* _EXERCISE OBJECTIVE_: Assemble all lines in which the string "fikrlash" appears.

* _EXTRACTED RECORDS_:
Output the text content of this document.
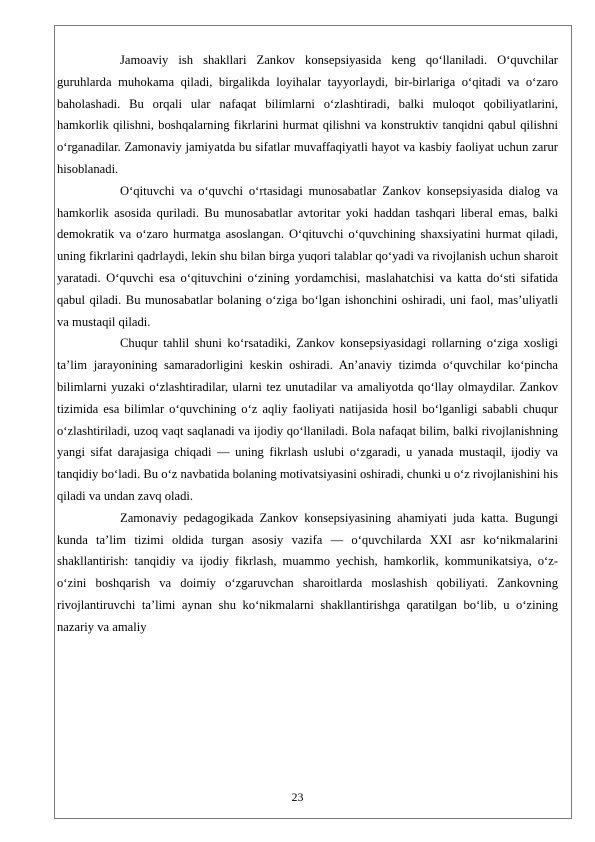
Jamoaviy ish shakllari Zankov konsepsiyasida keng qo‘llaniladi. O‘quvchilar guruhlarda muhokama qiladi, birgalikda loyihalar tayyorlaydi, bir-birlariga o‘qitadi va o‘zaro baholashadi. Bu orqali ular nafaqat bilimlarni o‘zlashtiradi, balki muloqot qobiliyatlarini, hamkorlik qilishni, boshqalarning fikrlarini hurmat qilishni va konstruktiv tanqidni qabul qilishni o‘rganadilar. Zamonaviy jamiyatda bu sifatlar muvaffaqiyatli hayot va kasbiy faoliyat uchun zarur hisoblanadi.

O‘qituvchi va o‘quvchi o‘rtasidagi munosabatlar Zankov konsepsiyasida dialog va hamkorlik asosida quriladi. Bu munosabatlar avtoritar yoki haddan tashqari liberal emas, balki demokratik va o‘zaro hurmatga asoslangan. O‘qituvchi o‘quvchining shaxsiyatini hurmat qiladi, uning fikrlarini qadrlaydi, lekin shu bilan birga yuqori talablar qo‘yadi va rivojlanish uchun sharoit yaratadi. O‘quvchi esa o‘qituvchini o‘zining yordamchisi, maslahatchisi va katta do‘sti sifatida qabul qiladi. Bu munosabatlar bolaning o‘ziga bo‘lgan ishonchini oshiradi, uni faol, mas’uliyatli va mustaqil qiladi.

Chuqur tahlil shuni ko‘rsatadiki, Zankov konsepsiyasidagi rollarning o‘ziga xosligi ta’lim jarayonining samaradorligini keskin oshiradi. An’anaviy tizimda o‘quvchilar ko‘pincha bilimlarni yuzaki o‘zlashtiradilar, ularni tez unutadilar va amaliyotda qo‘llay olmaydilar. Zankov tizimida esa bilimlar o‘quvchining o‘z aqliy faoliyati natijasida hosil bo‘lganligi sababli chuqur o‘zlashtiriladi, uzoq vaqt saqlanadi va ijodiy qo‘llaniladi. Bola nafaqat bilim, balki rivojlanishning yangi sifat darajasiga chiqadi — uning fikrlash uslubi o‘zgaradi, u yanada mustaqil, ijodiy va tanqidiy bo‘ladi. Bu o‘z navbatida bolaning motivatsiyasini oshiradi, chunki u o‘z rivojlanishini his qiladi va undan zavq oladi.

Zamonaviy pedagogikada Zankov konsepsiyasining ahamiyati juda katta. Bugungi kunda ta’lim tizimi oldida turgan asosiy vazifa — o‘quvchilarda XXI asr ko‘nikmalarini shakllantirish: tanqidiy va ijodiy fikrlash, muammo yechish, hamkorlik, kommunikatsiya, o‘z-o‘zini boshqarish va doimiy o‘zgaruvchan sharoitlarda moslashish qobiliyati. Zankovning rivojlantiruvchi ta’limi aynan shu ko‘nikmalarni shakllantirishga qaratilgan bo‘lib, u o‘zining nazariy va amaliy

23
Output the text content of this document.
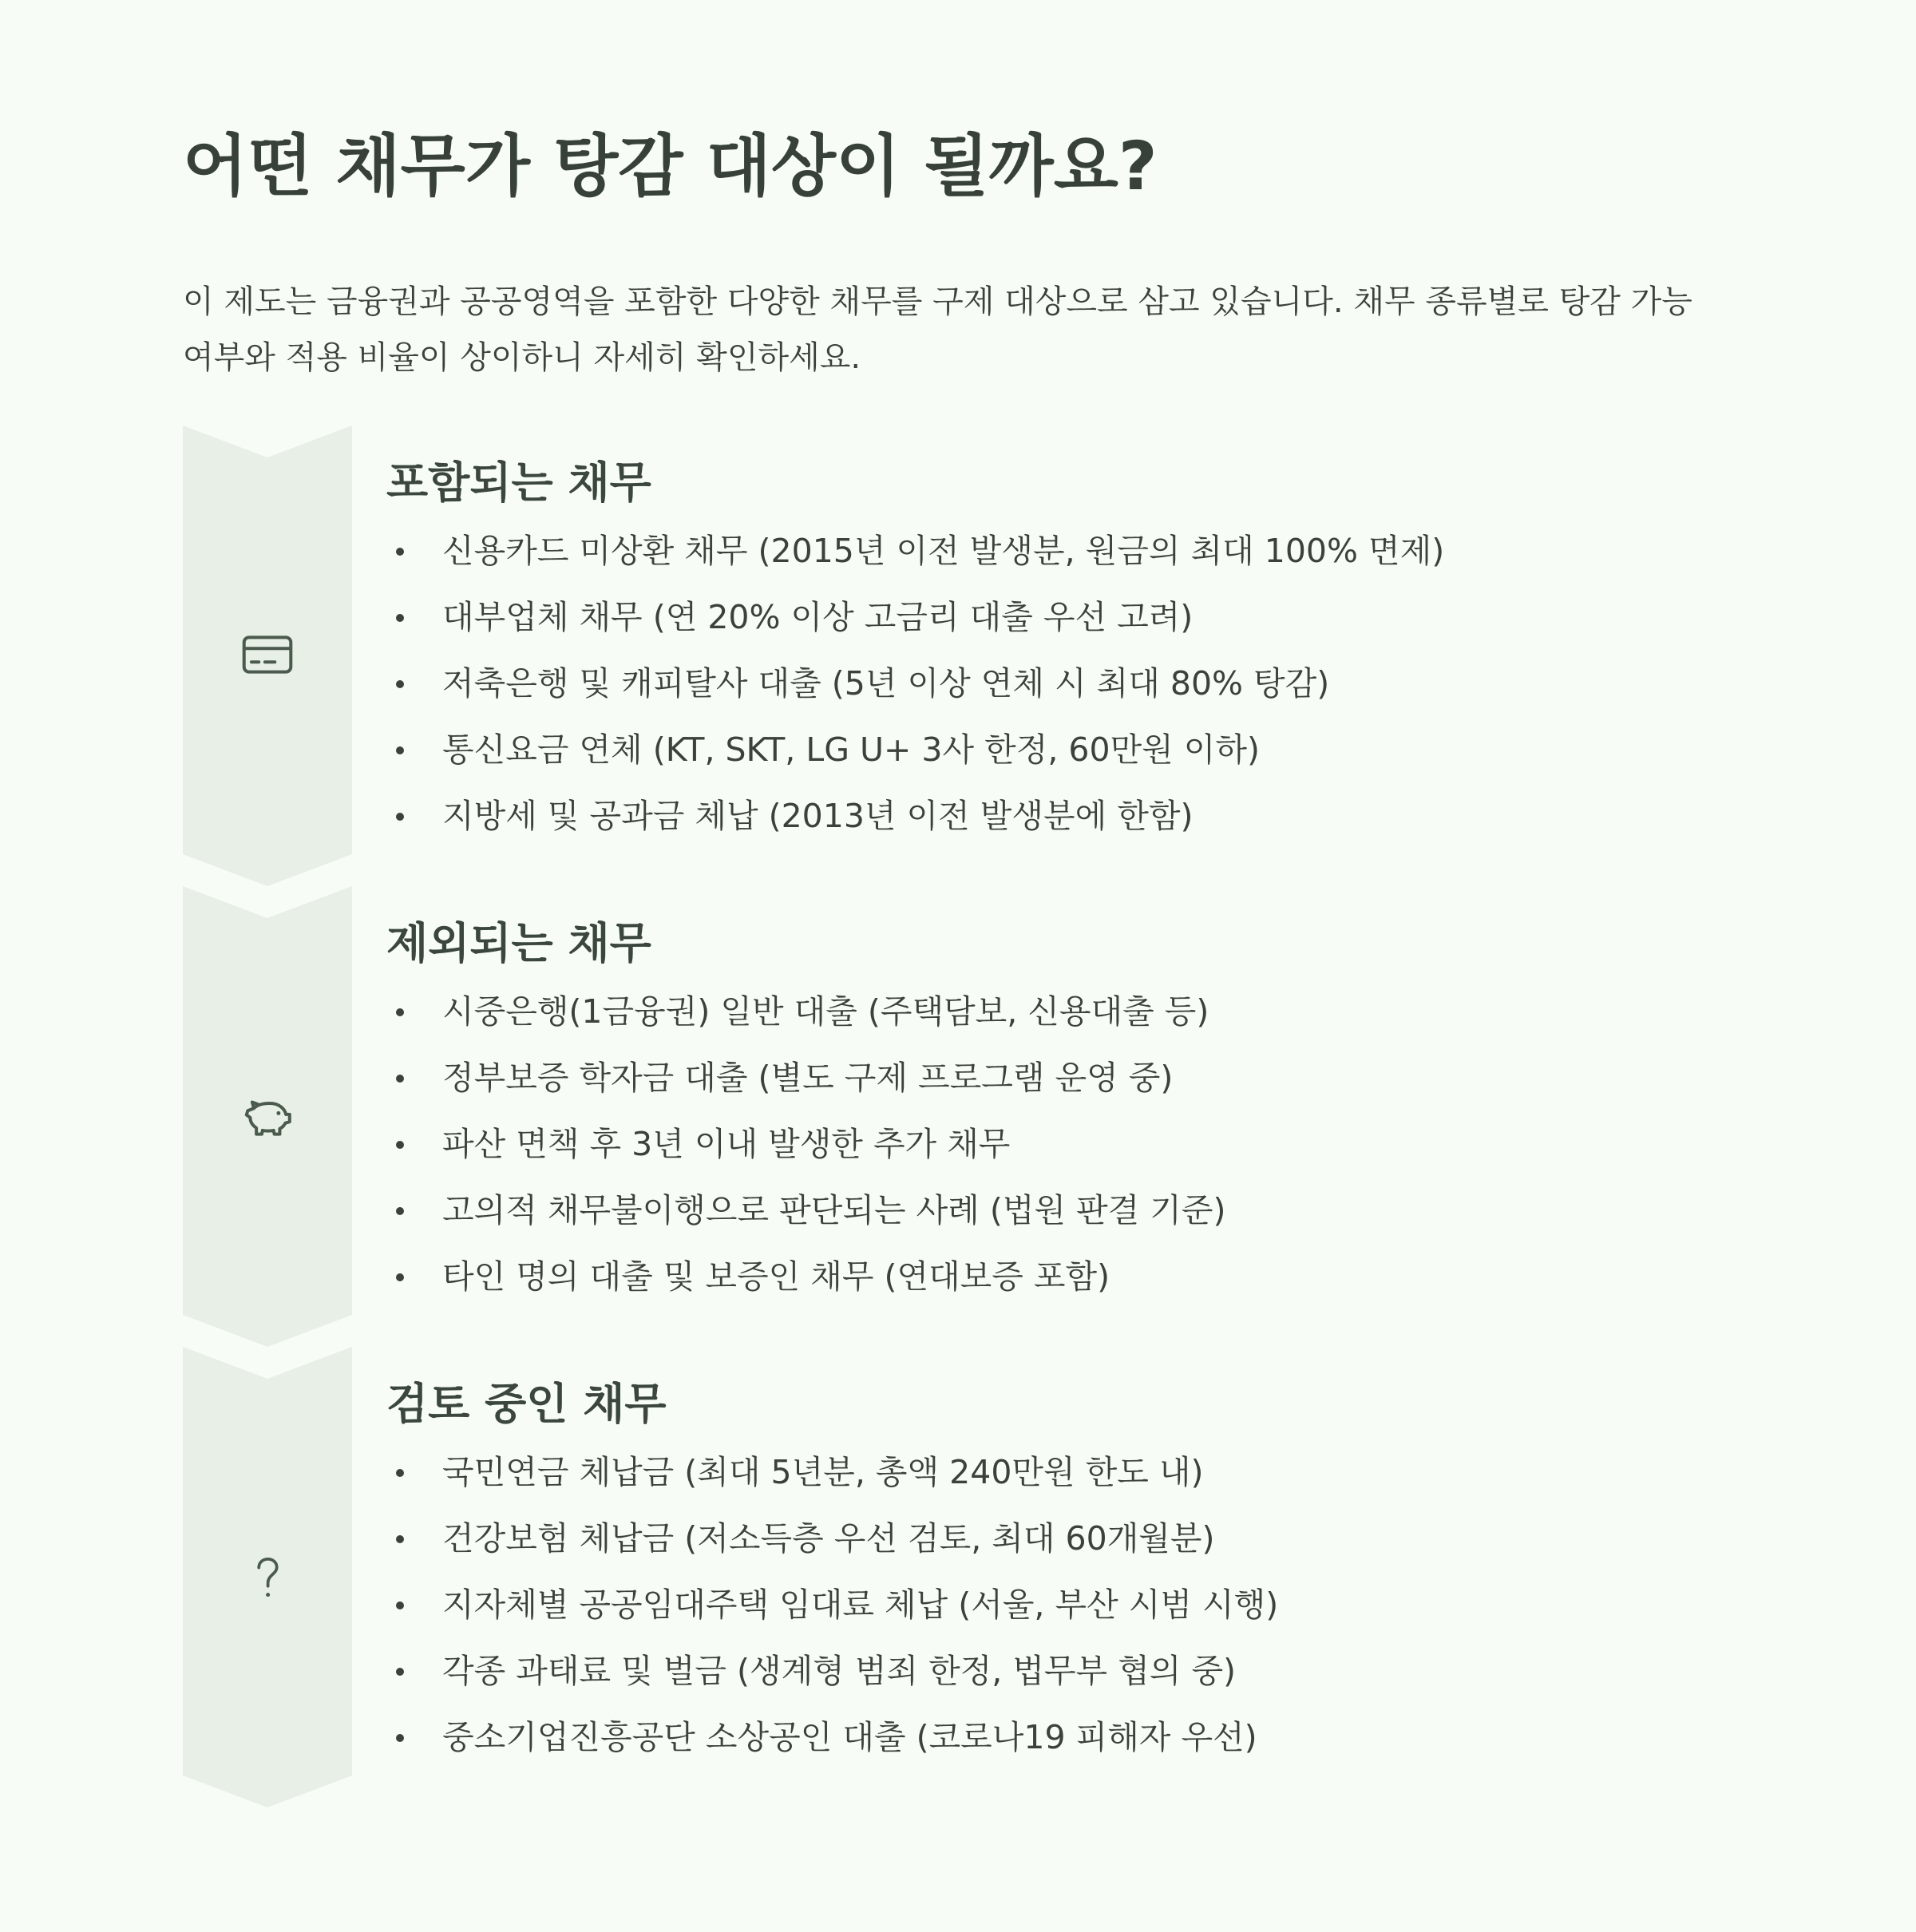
어떤 채무가 탕감 대상이 될까요?

이 제도는 금융권과 공공영역을 포함한 다양한 채무를 구제 대상으로 삼고 있습니다. 채무 종류별로 탕감 가능 여부와 적용 비율이 상이하니 자세히 확인하세요.

포함되는 채무
신용카드 미상환 채무 (2015년 이전 발생분, 원금의 최대 100% 면제)
대부업체 채무 (연 20% 이상 고금리 대출 우선 고려)
저축은행 및 캐피탈사 대출 (5년 이상 연체 시 최대 80% 탕감)
통신요금 연체 (KT, SKT, LG U+ 3사 한정, 60만원 이하)
지방세 및 공과금 체납 (2013년 이전 발생분에 한함)
제외되는 채무
시중은행(1금융권) 일반 대출 (주택담보, 신용대출 등)
정부보증 학자금 대출 (별도 구제 프로그램 운영 중)
파산 면책 후 3년 이내 발생한 추가 채무
고의적 채무불이행으로 판단되는 사례 (법원 판결 기준)
타인 명의 대출 및 보증인 채무 (연대보증 포함)
검토 중인 채무
국민연금 체납금 (최대 5년분, 총액 240만원 한도 내)
건강보험 체납금 (저소득층 우선 검토, 최대 60개월분)
지자체별 공공임대주택 임대료 체납 (서울, 부산 시범 시행)
각종 과태료 및 벌금 (생계형 범죄 한정, 법무부 협의 중)
중소기업진흥공단 소상공인 대출 (코로나19 피해자 우선)
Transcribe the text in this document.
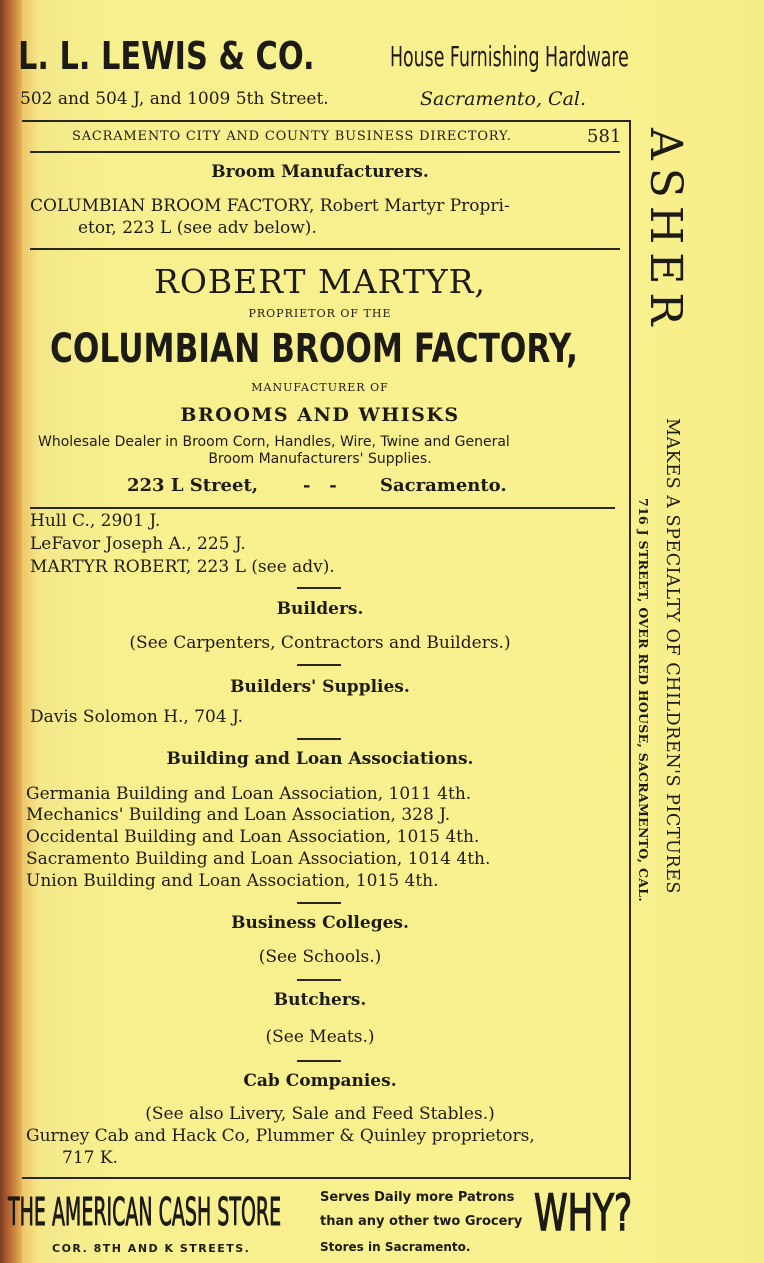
L. L. LEWIS & CO.	House Furnishing Hardware
502 and 504 J, and 1009 5th Street.	Sacramento, Cal.
SACRAMENTO CITY AND COUNTY BUSINESS DIRECTORY.	581
Broom Manufacturers.
COLUMBIAN BROOM FACTORY, Robert Martyr Propri-
etor, 223 L (see adv below).
ROBERT MARTYR,
PROPRIETOR OF THE
COLUMBIAN BROOM FACTORY,
MANUFACTURER OF
BROOMS AND WHISKS
Wholesale Dealer in Broom Corn, Handles, Wire, Twine and General
Broom Manufacturers' Supplies.
223 L Street, -   - Sacramento.
Hull C., 2901 J.
LeFavor Joseph A., 225 J.
MARTYR ROBERT, 223 L (see adv).
Builders.
(See Carpenters, Contractors and Builders.)
Builders' Supplies.
Davis Solomon H., 704 J.
Building and Loan Associations.
Germania Building and Loan Association, 1011 4th.
Mechanics' Building and Loan Association, 328 J.
Occidental Building and Loan Association, 1015 4th.
Sacramento Building and Loan Association, 1014 4th.
Union Building and Loan Association, 1015 4th.
Business Colleges.
(See Schools.)
Butchers.
(See Meats.)
Cab Companies.
(See also Livery, Sale and Feed Stables.)
Gurney Cab and Hack Co, Plummer & Quinley proprietors,
717 K.
ASHER
MAKES A SPECIALTY OF CHILDREN'S PICTURES
716 J STREET, OVER RED HOUSE, SACRAMENTO, CAL.
THE AMERICAN CASH STORE
COR. 8TH AND K STREETS.
Serves Daily more Patrons
than any other two Grocery
Stores in Sacramento.
WHY?
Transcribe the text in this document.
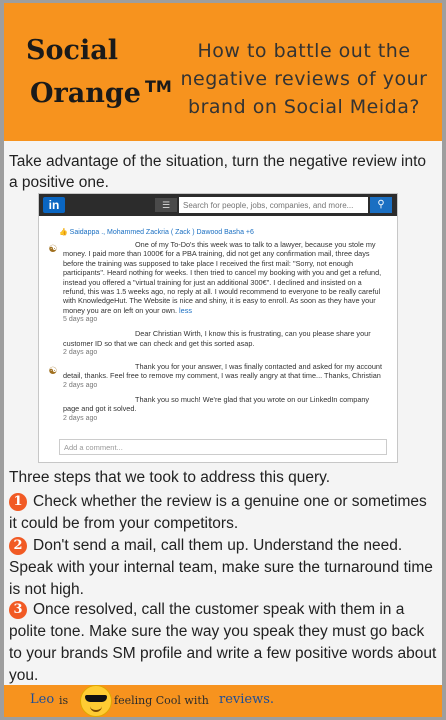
Social

Orange ™
How to battle out the negative reviews of your brand on Social Meida?
Take advantage of the situation, turn the negative review into a positive one.
in	☰
Search for people, jobs, companies, and more...	⚲
👍 Saidappa ., Mohammed Zackria ( Zack ) Dawood Basha +6
☯	One of my To-Do's this week was to talk to a lawyer, because you stole my money. I paid more than 1000€ for a PBA training, did not get any confirmation mail, three days before the training was supposed to take place I received the first mail: "Sorry, not enough participants". Heard nothing for weeks. I then tried to cancel my booking with you and get a refund, instead you offered a "virtual training for just an additional 300€". I declined and insisted on a refund, this was 1.5 weeks ago, no reply at all. I would recommend to everyone to be really careful with KnowledgeHut. The Website is nice and shiny, it is easy to enroll. As soon as they have your money you are on left on your own. less
5 days ago
Dear Christian Wirth, I know this is frustrating, can you please share your customer ID so that we can check and get this sorted asap.
2 days ago
☯	Thank you for your answer, I was finally contacted and asked for my account detail, thanks. Feel free to remove my comment, I was really angry at that time... Thanks, Christian
2 days ago
Thank you so much! We're glad that you wrote on our LinkedIn company page and got it solved.
2 days ago
Add a comment...
Three steps that we took to address this query.
1 Check whether the review is a genuine one or sometimes it could be from your competitors.
2 Don't send a mail, call them up. Understand the need. Speak with your internal team, make sure the turnaround time is not high.
3 Once resolved, call the customer speak with them in a polite tone. Make sure the way you speak they must go back to your brands SM profile and write a few positive words about you.
Leo is	feeling Cool with reviews.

* _ANSWER TO THE PROBLEM_:
Chuqur tahlil shuni ko‘rsatadiki, Zankov konsepsiyasidagi rollarning o‘ziga xosligi ta’lim jarayonining samaradorligini keskin oshiradi. An’anaviy tizimda o‘quvchilar ko‘pincha bilimlarni yuzaki o‘zlashtiradilar, ularni tez unutadilar va amaliyotda qo‘llay olmaydilar. Zankov tizimida esa bilimlar o‘quvchining o‘z aqliy faoliyati natijasida hosil bo‘lganligi sababli chuqur o‘zlashtiriladi, uzoq vaqt saqlanadi va ijodiy qo‘llaniladi. Bola nafaqat bilim, balki rivojlanishning yangi sifat darajasiga chiqadi — uning fikrlash uslubi o‘zgaradi, u yanada mustaqil, ijodiy va tanqidiy bo‘ladi. Bu o‘z navbatida bolaning motivatsiyasini oshiradi, chunki u o‘z rivojlanishini his qiladi va undan zavq oladi.
Zamonaviy pedagogikada Zankov konsepsiyasining ahamiyati juda katta. Bugungi kunda ta’lim tizimi oldida turgan asosiy vazifa — o‘quvchilarda XXI asr ko‘nikmalarini shakllantirish: tanqidiy va ijodiy fikrlash, muammo yechish, hamkorlik, kommunikatsiya, o‘z-o‘zini boshqarish va doimiy o‘zgaruvchan sharoitlarda moslashish qobiliyati. Zankovning rivojlantiruvchi ta’limi aynan shu ko‘nikmalarni shakllantirishga qaratilgan bo‘lib, u o‘zining nazariy va amaliy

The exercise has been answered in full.